— START OF Given records —
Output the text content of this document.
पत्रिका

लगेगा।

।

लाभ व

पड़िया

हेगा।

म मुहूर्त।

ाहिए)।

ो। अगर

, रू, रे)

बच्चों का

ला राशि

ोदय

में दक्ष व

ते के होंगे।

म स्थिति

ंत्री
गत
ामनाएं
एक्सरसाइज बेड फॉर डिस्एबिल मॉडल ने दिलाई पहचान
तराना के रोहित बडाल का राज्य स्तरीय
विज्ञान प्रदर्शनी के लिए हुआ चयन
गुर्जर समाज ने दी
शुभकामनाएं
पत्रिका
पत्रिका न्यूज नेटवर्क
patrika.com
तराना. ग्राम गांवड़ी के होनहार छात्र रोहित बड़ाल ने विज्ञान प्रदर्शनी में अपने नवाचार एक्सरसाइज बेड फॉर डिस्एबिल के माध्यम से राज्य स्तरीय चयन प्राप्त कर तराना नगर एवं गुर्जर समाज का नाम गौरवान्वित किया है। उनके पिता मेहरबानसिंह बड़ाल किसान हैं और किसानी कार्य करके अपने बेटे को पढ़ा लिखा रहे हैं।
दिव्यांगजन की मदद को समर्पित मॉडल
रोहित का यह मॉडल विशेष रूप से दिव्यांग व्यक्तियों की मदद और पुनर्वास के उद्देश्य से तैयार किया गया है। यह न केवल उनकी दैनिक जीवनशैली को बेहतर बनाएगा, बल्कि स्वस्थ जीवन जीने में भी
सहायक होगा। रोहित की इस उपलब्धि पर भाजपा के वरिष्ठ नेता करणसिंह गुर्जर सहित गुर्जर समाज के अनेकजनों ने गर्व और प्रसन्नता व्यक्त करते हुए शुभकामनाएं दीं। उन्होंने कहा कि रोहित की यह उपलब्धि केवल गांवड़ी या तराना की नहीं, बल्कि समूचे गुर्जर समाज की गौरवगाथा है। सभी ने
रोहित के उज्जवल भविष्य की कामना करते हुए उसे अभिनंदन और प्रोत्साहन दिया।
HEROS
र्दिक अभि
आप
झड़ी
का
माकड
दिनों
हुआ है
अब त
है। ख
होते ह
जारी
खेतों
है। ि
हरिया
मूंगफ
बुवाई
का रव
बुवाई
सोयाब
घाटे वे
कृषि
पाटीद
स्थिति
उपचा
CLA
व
— END OF Given records —
- **The task**
Return the entries above exactly as they appear.

- **Written answer**
Output the text content of this document.
पत्रिका

लगेगा।

।

लाभ व

पड़िया

हेगा।

म मुहूर्त।

ाहिए)।

ो। अगर

, रू, रे)

बच्चों का

ला राशि

ोदय

में दक्ष व

ते के होंगे।

म स्थिति

ंत्री
गत
ामनाएं
एक्सरसाइज बेड फॉर डिस्एबिल मॉडल ने दिलाई पहचान
तराना के रोहित बडाल का राज्य स्तरीय
विज्ञान प्रदर्शनी के लिए हुआ चयन
गुर्जर समाज ने दी
शुभकामनाएं
पत्रिका
पत्रिका न्यूज नेटवर्क
patrika.com
तराना. ग्राम गांवड़ी के होनहार छात्र रोहित बड़ाल ने विज्ञान प्रदर्शनी में अपने नवाचार एक्सरसाइज बेड फॉर डिस्एबिल के माध्यम से राज्य स्तरीय चयन प्राप्त कर तराना नगर एवं गुर्जर समाज का नाम गौरवान्वित किया है। उनके पिता मेहरबानसिंह बड़ाल किसान हैं और किसानी कार्य करके अपने बेटे को पढ़ा लिखा रहे हैं।
दिव्यांगजन की मदद को समर्पित मॉडल
रोहित का यह मॉडल विशेष रूप से दिव्यांग व्यक्तियों की मदद और पुनर्वास के उद्देश्य से तैयार किया गया है। यह न केवल उनकी दैनिक जीवनशैली को बेहतर बनाएगा, बल्कि स्वस्थ जीवन जीने में भी
सहायक होगा। रोहित की इस उपलब्धि पर भाजपा के वरिष्ठ नेता करणसिंह गुर्जर सहित गुर्जर समाज के अनेकजनों ने गर्व और प्रसन्नता व्यक्त करते हुए शुभकामनाएं दीं। उन्होंने कहा कि रोहित की यह उपलब्धि केवल गांवड़ी या तराना की नहीं, बल्कि समूचे गुर्जर समाज की गौरवगाथा है। सभी ने
रोहित के उज्जवल भविष्य की कामना करते हुए उसे अभिनंदन और प्रोत्साहन दिया।
HEROS
र्दिक अभि
आप
झड़ी
का
माकड
दिनों
हुआ है
अब त
है। ख
होते ह
जारी
खेतों
है। ि
हरिया
मूंगफ
बुवाई
का रव
बुवाई
सोयाब
घाटे वे
कृषि
पाटीद
स्थिति
उपचा
CLA
व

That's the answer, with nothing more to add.